[Stored items]
※ ※ ※
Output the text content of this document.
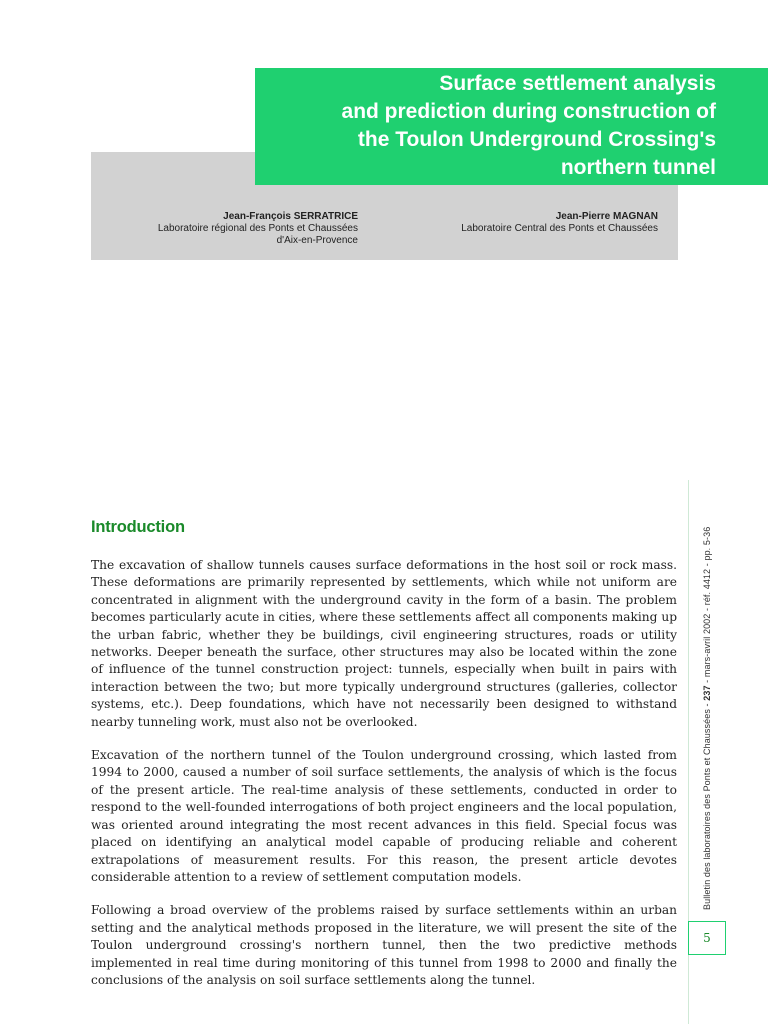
Surface settlement analysis
and prediction during construction of
the Toulon Underground Crossing's
northern tunnel
Jean-François SERRATRICE
Laboratoire régional des Ponts et Chaussées
d'Aix-en-Provence
Jean-Pierre MAGNAN
Laboratoire Central des Ponts et Chaussées
Introduction

The excavation of shallow tunnels causes surface deformations in the host soil or rock mass. These deformations are primarily represented by settlements, which while not uniform are concentrated in alignment with the underground cavity in the form of a basin. The problem becomes particularly acute in cities, where these settlements affect all components making up the urban fabric, whether they be buildings, civil engineering structures, roads or utility networks. Deeper beneath the surface, other structures may also be located within the zone of influence of the tunnel construction project: tunnels, especially when built in pairs with interaction between the two; but more typically underground structures (galleries, collector systems, etc.). Deep foundations, which have not necessarily been designed to withstand nearby tunneling work, must also not be overlooked.

Excavation of the northern tunnel of the Toulon underground crossing, which lasted from 1994 to 2000, caused a number of soil surface settlements, the analysis of which is the focus of the present article. The real-time analysis of these settlements, conducted in order to respond to the well-founded interrogations of both project engineers and the local population, was oriented around integrating the most recent advances in this field. Special focus was placed on identifying an analytical model capable of producing reliable and coherent extrapolations of measurement results. For this reason, the present article devotes considerable attention to a review of settlement computation models.

Following a broad overview of the problems raised by surface settlements within an urban setting and the analytical methods proposed in the literature, we will present the site of the Toulon underground crossing's northern tunnel, then the two predictive methods implemented in real time during monitoring of this tunnel from 1998 to 2000 and finally the conclusions of the analysis on soil surface settlements along the tunnel.

Bulletin des laboratoires des Ponts et Chaussées - 237 - mars-avril 2002 - réf. 4412 - pp. 5-36
5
※ ※ ※
**PROBLEM STATEMENT:**
Transcribe the material as is, with images omitted.

**ANSWER FOR THE TASK:**
Output the text content of this document.
Surface settlement analysis
and prediction during construction of
the Toulon Underground Crossing's
northern tunnel
Jean-François SERRATRICE
Laboratoire régional des Ponts et Chaussées
d'Aix-en-Provence
Jean-Pierre MAGNAN
Laboratoire Central des Ponts et Chaussées
Introduction

The excavation of shallow tunnels causes surface deformations in the host soil or rock mass. These deformations are primarily represented by settlements, which while not uniform are concentrated in alignment with the underground cavity in the form of a basin. The problem becomes particularly acute in cities, where these settlements affect all components making up the urban fabric, whether they be buildings, civil engineering structures, roads or utility networks. Deeper beneath the surface, other structures may also be located within the zone of influence of the tunnel construction project: tunnels, especially when built in pairs with interaction between the two; but more typically underground structures (galleries, collector systems, etc.). Deep foundations, which have not necessarily been designed to withstand nearby tunneling work, must also not be overlooked.

Excavation of the northern tunnel of the Toulon underground crossing, which lasted from 1994 to 2000, caused a number of soil surface settlements, the analysis of which is the focus of the present article. The real-time analysis of these settlements, conducted in order to respond to the well-founded interrogations of both project engineers and the local population, was oriented around integrating the most recent advances in this field. Special focus was placed on identifying an analytical model capable of producing reliable and coherent extrapolations of measurement results. For this reason, the present article devotes considerable attention to a review of settlement computation models.

Following a broad overview of the problems raised by surface settlements within an urban setting and the analytical methods proposed in the literature, we will present the site of the Toulon underground crossing's northern tunnel, then the two predictive methods implemented in real time during monitoring of this tunnel from 1998 to 2000 and finally the conclusions of the analysis on soil surface settlements along the tunnel.

Bulletin des laboratoires des Ponts et Chaussées - 237 - mars-avril 2002 - réf. 4412 - pp. 5-36
5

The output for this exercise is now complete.